# [Task to complete]
Print the line containing "Transcribe this image's" and each line after it through the end, please, with nothing added.

[START OF Data section]

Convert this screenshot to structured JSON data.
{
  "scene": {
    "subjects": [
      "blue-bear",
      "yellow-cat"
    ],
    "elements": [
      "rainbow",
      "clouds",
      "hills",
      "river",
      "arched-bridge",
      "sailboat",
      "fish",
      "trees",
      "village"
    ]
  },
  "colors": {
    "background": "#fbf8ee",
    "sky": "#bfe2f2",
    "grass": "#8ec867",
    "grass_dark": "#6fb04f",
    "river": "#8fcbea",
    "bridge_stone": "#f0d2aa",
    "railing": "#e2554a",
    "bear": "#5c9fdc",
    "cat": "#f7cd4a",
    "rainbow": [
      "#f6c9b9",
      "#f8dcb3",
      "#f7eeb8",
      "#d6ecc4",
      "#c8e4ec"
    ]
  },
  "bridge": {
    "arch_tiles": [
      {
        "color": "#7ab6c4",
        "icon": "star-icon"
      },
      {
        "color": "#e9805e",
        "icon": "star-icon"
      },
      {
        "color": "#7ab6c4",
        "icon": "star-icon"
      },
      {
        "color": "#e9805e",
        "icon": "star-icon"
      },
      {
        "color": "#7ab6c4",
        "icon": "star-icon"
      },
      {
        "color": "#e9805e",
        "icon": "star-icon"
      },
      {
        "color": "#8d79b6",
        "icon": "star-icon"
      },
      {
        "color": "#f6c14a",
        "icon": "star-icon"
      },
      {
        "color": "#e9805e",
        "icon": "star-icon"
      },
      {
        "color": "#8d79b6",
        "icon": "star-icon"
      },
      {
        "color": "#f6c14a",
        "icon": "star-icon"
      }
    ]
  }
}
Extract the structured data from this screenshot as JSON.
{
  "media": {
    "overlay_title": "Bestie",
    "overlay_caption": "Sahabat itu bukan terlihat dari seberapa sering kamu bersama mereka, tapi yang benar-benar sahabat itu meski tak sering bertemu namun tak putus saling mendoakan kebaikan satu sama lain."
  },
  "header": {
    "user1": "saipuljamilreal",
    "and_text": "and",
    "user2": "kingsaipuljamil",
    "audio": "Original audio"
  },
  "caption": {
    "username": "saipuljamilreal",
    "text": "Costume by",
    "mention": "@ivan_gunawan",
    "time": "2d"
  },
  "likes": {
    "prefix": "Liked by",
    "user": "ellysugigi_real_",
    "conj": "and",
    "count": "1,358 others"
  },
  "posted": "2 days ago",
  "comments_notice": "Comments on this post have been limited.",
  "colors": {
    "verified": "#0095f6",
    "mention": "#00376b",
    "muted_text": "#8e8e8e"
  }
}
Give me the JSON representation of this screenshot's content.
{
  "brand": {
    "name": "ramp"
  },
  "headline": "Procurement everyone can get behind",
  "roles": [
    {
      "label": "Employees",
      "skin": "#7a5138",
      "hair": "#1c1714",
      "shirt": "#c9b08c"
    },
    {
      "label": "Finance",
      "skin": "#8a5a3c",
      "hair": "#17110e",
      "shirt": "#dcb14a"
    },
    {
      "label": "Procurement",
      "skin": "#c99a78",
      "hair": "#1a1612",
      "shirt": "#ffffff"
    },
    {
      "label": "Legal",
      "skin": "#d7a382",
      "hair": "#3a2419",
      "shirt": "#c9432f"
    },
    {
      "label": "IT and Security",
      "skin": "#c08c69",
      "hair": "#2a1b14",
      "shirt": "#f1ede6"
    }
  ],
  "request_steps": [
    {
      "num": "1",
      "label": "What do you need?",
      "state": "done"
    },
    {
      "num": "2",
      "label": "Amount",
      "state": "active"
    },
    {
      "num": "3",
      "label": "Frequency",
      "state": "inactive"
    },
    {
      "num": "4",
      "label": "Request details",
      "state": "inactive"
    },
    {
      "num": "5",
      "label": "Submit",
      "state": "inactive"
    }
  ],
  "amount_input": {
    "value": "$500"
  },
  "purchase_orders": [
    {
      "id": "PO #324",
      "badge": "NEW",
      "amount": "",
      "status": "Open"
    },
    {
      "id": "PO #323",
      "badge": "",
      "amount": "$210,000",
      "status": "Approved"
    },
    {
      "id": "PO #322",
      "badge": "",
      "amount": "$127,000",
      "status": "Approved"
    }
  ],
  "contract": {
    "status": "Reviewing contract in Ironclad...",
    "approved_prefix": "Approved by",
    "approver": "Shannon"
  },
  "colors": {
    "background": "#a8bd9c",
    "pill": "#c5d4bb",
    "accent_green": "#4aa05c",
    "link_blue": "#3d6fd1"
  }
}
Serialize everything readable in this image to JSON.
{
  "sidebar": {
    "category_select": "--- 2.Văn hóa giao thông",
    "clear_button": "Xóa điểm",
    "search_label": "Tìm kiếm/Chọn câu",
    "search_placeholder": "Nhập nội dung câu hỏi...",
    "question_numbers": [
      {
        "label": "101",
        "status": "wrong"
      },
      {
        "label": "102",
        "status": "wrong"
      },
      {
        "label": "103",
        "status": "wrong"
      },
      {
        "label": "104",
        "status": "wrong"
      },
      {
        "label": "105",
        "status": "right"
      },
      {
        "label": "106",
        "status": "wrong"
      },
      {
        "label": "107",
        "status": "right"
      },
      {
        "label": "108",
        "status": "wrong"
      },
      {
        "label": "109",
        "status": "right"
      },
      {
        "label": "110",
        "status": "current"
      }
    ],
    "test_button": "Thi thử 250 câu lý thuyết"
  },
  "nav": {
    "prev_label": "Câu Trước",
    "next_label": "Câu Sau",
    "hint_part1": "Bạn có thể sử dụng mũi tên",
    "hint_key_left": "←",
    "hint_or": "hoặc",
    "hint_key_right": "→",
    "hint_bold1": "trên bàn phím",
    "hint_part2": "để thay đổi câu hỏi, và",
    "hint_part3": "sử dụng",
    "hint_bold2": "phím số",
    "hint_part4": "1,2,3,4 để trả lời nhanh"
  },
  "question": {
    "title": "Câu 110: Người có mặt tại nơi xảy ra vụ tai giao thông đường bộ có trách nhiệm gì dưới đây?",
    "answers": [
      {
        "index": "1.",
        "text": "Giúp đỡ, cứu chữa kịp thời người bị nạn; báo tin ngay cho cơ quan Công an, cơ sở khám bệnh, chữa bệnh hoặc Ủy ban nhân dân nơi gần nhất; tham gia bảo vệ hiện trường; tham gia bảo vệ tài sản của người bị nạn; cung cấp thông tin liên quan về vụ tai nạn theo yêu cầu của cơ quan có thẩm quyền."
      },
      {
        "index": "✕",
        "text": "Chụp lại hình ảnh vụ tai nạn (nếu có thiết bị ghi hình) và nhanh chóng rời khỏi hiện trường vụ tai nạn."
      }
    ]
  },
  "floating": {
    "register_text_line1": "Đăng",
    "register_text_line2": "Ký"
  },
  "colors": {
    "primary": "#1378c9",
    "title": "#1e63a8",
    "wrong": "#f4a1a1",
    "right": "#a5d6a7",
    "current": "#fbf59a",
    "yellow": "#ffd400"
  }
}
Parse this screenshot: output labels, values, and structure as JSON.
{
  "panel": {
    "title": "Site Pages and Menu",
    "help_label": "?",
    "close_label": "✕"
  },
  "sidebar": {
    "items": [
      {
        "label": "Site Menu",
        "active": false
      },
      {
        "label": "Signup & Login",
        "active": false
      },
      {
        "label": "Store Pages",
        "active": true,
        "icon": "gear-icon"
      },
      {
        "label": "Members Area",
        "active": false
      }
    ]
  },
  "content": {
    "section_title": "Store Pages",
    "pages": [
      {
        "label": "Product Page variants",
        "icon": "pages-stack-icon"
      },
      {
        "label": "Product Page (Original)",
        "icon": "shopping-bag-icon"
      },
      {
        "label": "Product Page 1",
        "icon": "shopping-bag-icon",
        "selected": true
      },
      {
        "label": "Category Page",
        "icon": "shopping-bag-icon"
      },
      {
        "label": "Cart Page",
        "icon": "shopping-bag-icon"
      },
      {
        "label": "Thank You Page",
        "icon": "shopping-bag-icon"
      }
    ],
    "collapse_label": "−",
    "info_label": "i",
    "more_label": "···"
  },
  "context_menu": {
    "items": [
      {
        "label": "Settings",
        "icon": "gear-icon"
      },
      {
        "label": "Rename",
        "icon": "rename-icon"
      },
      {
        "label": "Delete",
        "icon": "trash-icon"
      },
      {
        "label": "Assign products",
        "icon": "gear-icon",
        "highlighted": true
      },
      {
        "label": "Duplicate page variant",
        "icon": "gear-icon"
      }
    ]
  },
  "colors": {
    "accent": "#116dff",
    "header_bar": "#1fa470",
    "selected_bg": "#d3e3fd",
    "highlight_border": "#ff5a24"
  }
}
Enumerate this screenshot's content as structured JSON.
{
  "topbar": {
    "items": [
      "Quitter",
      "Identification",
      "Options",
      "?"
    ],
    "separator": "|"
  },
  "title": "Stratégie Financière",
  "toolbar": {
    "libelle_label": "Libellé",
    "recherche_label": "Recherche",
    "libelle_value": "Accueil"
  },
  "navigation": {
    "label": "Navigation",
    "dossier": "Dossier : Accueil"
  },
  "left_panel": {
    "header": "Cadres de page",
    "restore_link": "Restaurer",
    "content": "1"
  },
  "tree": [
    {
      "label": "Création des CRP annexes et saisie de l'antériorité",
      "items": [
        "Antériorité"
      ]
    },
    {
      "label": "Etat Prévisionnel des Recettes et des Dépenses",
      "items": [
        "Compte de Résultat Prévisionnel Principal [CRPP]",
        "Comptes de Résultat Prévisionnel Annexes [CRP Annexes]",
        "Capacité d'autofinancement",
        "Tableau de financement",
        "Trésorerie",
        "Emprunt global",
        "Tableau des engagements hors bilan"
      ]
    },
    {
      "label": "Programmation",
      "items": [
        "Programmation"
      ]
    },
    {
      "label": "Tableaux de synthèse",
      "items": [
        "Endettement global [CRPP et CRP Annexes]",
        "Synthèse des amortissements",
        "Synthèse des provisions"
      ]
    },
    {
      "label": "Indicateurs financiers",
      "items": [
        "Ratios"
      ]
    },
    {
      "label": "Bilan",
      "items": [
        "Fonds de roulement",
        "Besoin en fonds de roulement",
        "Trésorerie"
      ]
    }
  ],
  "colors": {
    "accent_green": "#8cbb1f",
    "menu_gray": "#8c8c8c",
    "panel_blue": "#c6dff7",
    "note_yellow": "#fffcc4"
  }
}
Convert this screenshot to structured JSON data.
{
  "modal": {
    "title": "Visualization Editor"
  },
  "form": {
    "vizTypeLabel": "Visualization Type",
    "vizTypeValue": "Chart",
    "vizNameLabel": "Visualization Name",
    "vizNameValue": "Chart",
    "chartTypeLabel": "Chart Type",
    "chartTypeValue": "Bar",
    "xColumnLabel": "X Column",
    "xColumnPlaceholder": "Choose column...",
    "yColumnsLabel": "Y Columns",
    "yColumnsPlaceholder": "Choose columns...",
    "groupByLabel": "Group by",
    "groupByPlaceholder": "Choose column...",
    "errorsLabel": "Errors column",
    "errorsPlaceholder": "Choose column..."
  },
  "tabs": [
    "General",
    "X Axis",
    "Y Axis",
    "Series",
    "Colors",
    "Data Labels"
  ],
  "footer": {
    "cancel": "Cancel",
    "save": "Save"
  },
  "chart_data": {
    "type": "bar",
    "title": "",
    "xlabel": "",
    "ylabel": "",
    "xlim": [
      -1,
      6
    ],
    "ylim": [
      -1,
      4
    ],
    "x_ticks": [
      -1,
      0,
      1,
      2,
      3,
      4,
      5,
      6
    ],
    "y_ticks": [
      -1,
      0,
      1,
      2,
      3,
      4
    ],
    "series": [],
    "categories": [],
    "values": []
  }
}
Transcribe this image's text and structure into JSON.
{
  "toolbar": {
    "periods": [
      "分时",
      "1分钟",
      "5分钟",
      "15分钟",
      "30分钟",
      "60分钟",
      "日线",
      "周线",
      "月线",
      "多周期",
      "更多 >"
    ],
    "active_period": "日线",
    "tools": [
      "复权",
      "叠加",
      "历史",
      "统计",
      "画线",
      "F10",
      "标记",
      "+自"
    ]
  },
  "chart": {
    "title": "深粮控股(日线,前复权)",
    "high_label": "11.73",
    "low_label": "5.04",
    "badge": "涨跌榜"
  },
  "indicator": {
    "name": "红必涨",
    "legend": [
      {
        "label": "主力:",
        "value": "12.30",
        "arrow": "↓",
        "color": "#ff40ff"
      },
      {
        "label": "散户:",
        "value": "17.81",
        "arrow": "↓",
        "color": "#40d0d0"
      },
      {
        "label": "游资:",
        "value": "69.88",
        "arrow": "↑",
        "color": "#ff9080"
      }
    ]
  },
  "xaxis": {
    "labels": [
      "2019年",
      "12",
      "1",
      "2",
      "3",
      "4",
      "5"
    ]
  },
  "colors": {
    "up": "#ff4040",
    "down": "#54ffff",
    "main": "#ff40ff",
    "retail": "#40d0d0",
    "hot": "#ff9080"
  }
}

[END OF Data section]

# [The response]
Transcribe this image's text and structure into JSON.
{
  "toolbar": {
    "periods": [
      "分时",
      "1分钟",
      "5分钟",
      "15分钟",
      "30分钟",
      "60分钟",
      "日线",
      "周线",
      "月线",
      "多周期",
      "更多 >"
    ],
    "active_period": "日线",
    "tools": [
      "复权",
      "叠加",
      "历史",
      "统计",
      "画线",
      "F10",
      "标记",
      "+自"
    ]
  },
  "chart": {
    "title": "深粮控股(日线,前复权)",
    "high_label": "11.73",
    "low_label": "5.04",
    "badge": "涨跌榜"
  },
  "indicator": {
    "name": "红必涨",
    "legend": [
      {
        "label": "主力:",
        "value": "12.30",
        "arrow": "↓",
        "color": "#ff40ff"
      },
      {
        "label": "散户:",
        "value": "17.81",
        "arrow": "↓",
        "color": "#40d0d0"
      },
      {
        "label": "游资:",
        "value": "69.88",
        "arrow": "↑",
        "color": "#ff9080"
      }
    ]
  },
  "xaxis": {
    "labels": [
      "2019年",
      "12",
      "1",
      "2",
      "3",
      "4",
      "5"
    ]
  },
  "colors": {
    "up": "#ff4040",
    "down": "#54ffff",
    "main": "#ff40ff",
    "retail": "#40d0d0",
    "hot": "#ff9080"
  }
}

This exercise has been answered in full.